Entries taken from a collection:
::::
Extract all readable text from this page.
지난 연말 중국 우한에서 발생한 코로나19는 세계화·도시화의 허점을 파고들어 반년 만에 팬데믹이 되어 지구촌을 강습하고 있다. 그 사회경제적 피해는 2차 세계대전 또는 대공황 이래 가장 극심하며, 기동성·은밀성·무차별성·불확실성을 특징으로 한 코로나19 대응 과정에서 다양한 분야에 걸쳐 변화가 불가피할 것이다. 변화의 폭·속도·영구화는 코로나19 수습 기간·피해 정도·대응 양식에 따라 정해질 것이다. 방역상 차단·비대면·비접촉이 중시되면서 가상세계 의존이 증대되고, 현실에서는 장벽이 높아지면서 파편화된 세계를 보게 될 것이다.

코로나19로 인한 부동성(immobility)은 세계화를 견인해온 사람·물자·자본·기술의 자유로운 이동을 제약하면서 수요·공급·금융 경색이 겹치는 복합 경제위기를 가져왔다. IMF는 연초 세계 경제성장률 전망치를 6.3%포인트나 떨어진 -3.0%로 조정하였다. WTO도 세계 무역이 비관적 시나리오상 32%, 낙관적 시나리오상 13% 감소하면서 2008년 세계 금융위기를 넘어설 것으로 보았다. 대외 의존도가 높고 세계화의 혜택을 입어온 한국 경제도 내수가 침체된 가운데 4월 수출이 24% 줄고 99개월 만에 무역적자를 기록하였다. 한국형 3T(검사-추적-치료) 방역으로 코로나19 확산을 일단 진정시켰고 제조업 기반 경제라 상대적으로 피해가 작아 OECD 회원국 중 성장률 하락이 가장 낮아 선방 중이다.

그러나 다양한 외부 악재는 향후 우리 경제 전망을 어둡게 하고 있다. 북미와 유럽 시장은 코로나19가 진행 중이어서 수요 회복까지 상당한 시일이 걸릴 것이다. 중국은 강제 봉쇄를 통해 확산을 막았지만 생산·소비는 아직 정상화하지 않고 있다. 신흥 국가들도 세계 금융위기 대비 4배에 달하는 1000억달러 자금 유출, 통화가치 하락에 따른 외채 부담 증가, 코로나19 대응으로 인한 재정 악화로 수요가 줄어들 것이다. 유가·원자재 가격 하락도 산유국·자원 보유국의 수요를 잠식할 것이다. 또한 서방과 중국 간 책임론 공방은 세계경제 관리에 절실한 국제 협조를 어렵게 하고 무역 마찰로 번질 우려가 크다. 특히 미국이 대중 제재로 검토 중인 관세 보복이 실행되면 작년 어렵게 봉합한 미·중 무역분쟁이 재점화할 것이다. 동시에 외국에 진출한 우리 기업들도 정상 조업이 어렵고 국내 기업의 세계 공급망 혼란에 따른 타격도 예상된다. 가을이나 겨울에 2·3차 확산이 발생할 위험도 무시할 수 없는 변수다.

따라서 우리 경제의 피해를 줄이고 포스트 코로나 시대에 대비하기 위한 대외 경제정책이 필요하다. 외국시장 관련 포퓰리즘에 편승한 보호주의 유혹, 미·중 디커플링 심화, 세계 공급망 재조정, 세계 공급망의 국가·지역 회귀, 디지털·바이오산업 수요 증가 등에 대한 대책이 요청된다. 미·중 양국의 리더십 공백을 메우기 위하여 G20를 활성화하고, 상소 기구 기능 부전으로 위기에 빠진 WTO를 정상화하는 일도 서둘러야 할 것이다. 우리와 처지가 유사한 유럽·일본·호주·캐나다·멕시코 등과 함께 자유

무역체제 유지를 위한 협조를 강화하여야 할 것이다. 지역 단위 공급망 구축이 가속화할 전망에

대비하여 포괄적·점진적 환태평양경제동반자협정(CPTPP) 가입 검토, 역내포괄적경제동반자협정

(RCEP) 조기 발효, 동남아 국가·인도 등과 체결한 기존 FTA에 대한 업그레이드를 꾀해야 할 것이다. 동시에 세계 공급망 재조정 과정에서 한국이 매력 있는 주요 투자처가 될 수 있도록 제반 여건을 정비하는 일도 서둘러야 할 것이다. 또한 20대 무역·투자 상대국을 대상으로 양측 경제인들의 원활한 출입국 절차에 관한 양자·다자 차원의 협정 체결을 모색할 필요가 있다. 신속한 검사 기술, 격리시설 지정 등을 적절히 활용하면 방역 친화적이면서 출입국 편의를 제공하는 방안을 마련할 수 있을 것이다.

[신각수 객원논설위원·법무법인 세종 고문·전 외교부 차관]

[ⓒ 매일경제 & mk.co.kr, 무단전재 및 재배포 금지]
::::
→ **AIM**
Transcribe all of the entries without altering anything.

→ **EXERCISE SOLUTION**
Extract all readable text from this page.
지난 연말 중국 우한에서 발생한 코로나19는 세계화·도시화의 허점을 파고들어 반년 만에 팬데믹이 되어 지구촌을 강습하고 있다. 그 사회경제적 피해는 2차 세계대전 또는 대공황 이래 가장 극심하며, 기동성·은밀성·무차별성·불확실성을 특징으로 한 코로나19 대응 과정에서 다양한 분야에 걸쳐 변화가 불가피할 것이다. 변화의 폭·속도·영구화는 코로나19 수습 기간·피해 정도·대응 양식에 따라 정해질 것이다. 방역상 차단·비대면·비접촉이 중시되면서 가상세계 의존이 증대되고, 현실에서는 장벽이 높아지면서 파편화된 세계를 보게 될 것이다.

코로나19로 인한 부동성(immobility)은 세계화를 견인해온 사람·물자·자본·기술의 자유로운 이동을 제약하면서 수요·공급·금융 경색이 겹치는 복합 경제위기를 가져왔다. IMF는 연초 세계 경제성장률 전망치를 6.3%포인트나 떨어진 -3.0%로 조정하였다. WTO도 세계 무역이 비관적 시나리오상 32%, 낙관적 시나리오상 13% 감소하면서 2008년 세계 금융위기를 넘어설 것으로 보았다. 대외 의존도가 높고 세계화의 혜택을 입어온 한국 경제도 내수가 침체된 가운데 4월 수출이 24% 줄고 99개월 만에 무역적자를 기록하였다. 한국형 3T(검사-추적-치료) 방역으로 코로나19 확산을 일단 진정시켰고 제조업 기반 경제라 상대적으로 피해가 작아 OECD 회원국 중 성장률 하락이 가장 낮아 선방 중이다.

그러나 다양한 외부 악재는 향후 우리 경제 전망을 어둡게 하고 있다. 북미와 유럽 시장은 코로나19가 진행 중이어서 수요 회복까지 상당한 시일이 걸릴 것이다. 중국은 강제 봉쇄를 통해 확산을 막았지만 생산·소비는 아직 정상화하지 않고 있다. 신흥 국가들도 세계 금융위기 대비 4배에 달하는 1000억달러 자금 유출, 통화가치 하락에 따른 외채 부담 증가, 코로나19 대응으로 인한 재정 악화로 수요가 줄어들 것이다. 유가·원자재 가격 하락도 산유국·자원 보유국의 수요를 잠식할 것이다. 또한 서방과 중국 간 책임론 공방은 세계경제 관리에 절실한 국제 협조를 어렵게 하고 무역 마찰로 번질 우려가 크다. 특히 미국이 대중 제재로 검토 중인 관세 보복이 실행되면 작년 어렵게 봉합한 미·중 무역분쟁이 재점화할 것이다. 동시에 외국에 진출한 우리 기업들도 정상 조업이 어렵고 국내 기업의 세계 공급망 혼란에 따른 타격도 예상된다. 가을이나 겨울에 2·3차 확산이 발생할 위험도 무시할 수 없는 변수다.

따라서 우리 경제의 피해를 줄이고 포스트 코로나 시대에 대비하기 위한 대외 경제정책이 필요하다. 외국시장 관련 포퓰리즘에 편승한 보호주의 유혹, 미·중 디커플링 심화, 세계 공급망 재조정, 세계 공급망의 국가·지역 회귀, 디지털·바이오산업 수요 증가 등에 대한 대책이 요청된다. 미·중 양국의 리더십 공백을 메우기 위하여 G20를 활성화하고, 상소 기구 기능 부전으로 위기에 빠진 WTO를 정상화하는 일도 서둘러야 할 것이다. 우리와 처지가 유사한 유럽·일본·호주·캐나다·멕시코 등과 함께 자유

무역체제 유지를 위한 협조를 강화하여야 할 것이다. 지역 단위 공급망 구축이 가속화할 전망에

대비하여 포괄적·점진적 환태평양경제동반자협정(CPTPP) 가입 검토, 역내포괄적경제동반자협정

(RCEP) 조기 발효, 동남아 국가·인도 등과 체결한 기존 FTA에 대한 업그레이드를 꾀해야 할 것이다. 동시에 세계 공급망 재조정 과정에서 한국이 매력 있는 주요 투자처가 될 수 있도록 제반 여건을 정비하는 일도 서둘러야 할 것이다. 또한 20대 무역·투자 상대국을 대상으로 양측 경제인들의 원활한 출입국 절차에 관한 양자·다자 차원의 협정 체결을 모색할 필요가 있다. 신속한 검사 기술, 격리시설 지정 등을 적절히 활용하면 방역 친화적이면서 출입국 편의를 제공하는 방안을 마련할 수 있을 것이다.

[신각수 객원논설위원·법무법인 세종 고문·전 외교부 차관]

[ⓒ 매일경제 & mk.co.kr, 무단전재 및 재배포 금지]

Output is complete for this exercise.